== SET PROBLEM ==
Count how many lines of the material below have the word "JSON" and give only the number.

Entries with figure data
# # # # #

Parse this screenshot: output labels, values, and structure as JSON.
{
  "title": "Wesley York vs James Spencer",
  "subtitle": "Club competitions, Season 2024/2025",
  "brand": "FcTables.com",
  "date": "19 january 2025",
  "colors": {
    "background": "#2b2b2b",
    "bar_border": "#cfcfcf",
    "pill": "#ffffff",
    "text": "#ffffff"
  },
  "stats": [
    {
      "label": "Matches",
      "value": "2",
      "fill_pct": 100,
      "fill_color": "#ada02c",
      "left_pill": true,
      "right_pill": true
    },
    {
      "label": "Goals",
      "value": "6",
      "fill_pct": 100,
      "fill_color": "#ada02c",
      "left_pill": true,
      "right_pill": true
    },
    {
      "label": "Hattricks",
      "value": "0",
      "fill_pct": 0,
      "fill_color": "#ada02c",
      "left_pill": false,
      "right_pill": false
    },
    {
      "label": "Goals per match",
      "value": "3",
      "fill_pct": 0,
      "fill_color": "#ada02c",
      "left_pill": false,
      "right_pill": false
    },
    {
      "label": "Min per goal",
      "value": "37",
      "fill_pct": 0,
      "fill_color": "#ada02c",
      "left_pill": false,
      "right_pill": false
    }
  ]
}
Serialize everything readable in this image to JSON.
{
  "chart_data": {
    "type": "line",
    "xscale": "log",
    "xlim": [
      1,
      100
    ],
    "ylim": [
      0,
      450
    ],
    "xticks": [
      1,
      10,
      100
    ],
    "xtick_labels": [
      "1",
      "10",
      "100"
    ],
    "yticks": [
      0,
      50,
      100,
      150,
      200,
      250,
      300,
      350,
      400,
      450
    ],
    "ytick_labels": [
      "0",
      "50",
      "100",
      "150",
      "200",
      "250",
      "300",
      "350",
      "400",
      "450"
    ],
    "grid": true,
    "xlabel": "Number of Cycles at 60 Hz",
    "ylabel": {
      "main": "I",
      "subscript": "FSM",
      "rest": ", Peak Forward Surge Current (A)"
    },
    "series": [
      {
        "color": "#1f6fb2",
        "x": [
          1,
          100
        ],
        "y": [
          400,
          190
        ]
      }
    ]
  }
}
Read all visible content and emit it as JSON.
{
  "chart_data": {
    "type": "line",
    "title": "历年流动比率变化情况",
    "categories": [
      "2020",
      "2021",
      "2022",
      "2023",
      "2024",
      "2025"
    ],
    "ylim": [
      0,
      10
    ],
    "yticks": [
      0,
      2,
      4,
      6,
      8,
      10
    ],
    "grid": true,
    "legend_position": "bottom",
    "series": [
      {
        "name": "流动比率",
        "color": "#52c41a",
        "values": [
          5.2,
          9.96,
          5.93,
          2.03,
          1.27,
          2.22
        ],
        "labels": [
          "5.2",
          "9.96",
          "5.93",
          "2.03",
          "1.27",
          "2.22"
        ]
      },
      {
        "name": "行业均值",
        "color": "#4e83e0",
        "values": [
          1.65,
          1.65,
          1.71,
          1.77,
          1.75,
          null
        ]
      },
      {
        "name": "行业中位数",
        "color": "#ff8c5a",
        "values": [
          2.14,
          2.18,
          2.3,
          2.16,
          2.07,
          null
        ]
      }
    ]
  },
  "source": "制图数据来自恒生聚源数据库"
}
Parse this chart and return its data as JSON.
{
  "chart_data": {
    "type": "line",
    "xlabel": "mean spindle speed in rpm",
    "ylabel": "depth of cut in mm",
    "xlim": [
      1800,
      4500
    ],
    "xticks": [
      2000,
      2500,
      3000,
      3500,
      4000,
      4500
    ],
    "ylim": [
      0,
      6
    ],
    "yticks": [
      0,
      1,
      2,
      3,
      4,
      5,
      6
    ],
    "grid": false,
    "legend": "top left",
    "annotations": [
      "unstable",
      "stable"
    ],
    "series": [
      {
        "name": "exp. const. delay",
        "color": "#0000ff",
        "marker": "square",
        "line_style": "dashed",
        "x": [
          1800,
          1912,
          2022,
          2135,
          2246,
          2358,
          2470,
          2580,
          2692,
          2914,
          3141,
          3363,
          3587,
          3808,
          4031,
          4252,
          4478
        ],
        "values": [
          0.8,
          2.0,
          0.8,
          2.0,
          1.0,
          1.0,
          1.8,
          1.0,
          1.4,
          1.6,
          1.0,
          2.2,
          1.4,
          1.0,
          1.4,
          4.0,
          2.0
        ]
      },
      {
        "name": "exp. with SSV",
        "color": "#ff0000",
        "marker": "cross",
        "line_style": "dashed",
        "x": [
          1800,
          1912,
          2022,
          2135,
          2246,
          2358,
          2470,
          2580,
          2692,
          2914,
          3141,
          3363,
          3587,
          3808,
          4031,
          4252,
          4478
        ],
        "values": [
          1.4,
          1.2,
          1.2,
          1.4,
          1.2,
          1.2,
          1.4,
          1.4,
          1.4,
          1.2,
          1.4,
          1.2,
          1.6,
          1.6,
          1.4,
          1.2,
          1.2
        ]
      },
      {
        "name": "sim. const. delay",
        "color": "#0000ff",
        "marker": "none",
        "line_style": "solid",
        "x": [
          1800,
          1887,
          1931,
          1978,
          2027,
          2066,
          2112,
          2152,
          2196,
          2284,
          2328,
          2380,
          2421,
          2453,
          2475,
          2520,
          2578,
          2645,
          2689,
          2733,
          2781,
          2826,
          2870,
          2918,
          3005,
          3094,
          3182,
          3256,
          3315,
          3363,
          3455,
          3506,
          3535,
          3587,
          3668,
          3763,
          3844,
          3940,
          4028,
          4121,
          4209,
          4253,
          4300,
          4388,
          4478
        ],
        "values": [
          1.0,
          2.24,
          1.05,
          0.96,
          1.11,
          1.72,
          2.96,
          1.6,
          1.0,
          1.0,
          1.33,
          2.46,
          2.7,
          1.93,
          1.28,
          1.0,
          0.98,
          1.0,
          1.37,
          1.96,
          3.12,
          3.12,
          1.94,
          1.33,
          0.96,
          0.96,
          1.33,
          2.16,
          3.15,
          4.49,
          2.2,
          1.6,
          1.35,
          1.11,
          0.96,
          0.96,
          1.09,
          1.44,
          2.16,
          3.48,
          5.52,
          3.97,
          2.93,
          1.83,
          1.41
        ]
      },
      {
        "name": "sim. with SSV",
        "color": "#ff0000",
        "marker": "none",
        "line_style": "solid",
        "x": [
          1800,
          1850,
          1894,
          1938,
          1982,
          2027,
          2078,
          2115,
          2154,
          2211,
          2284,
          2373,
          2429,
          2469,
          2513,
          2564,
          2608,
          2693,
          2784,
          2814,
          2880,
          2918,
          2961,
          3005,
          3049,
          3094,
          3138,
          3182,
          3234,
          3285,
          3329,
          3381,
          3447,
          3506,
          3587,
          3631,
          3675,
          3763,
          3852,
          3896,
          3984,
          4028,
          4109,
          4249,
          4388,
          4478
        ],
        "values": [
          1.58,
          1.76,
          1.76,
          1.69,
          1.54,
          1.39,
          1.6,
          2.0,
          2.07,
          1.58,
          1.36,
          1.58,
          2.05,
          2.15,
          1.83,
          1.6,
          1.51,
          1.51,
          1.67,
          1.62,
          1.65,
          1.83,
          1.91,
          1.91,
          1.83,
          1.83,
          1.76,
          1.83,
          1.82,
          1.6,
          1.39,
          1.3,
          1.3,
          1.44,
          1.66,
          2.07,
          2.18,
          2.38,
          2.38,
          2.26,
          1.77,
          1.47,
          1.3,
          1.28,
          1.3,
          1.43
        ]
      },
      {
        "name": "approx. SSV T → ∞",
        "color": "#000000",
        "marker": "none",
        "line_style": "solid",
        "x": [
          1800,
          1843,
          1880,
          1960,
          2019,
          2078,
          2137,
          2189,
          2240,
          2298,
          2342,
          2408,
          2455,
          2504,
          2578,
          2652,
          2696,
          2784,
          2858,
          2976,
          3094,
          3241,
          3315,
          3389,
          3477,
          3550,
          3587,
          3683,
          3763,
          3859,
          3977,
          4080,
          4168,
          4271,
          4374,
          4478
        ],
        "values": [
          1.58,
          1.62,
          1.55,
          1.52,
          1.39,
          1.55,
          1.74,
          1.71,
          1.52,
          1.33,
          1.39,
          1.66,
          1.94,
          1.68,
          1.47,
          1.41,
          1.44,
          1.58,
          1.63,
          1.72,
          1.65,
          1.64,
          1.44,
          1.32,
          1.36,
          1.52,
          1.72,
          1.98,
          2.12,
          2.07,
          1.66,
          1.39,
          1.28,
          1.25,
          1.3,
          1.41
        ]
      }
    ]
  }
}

# # # # #

== TASK OUTPUT ==
4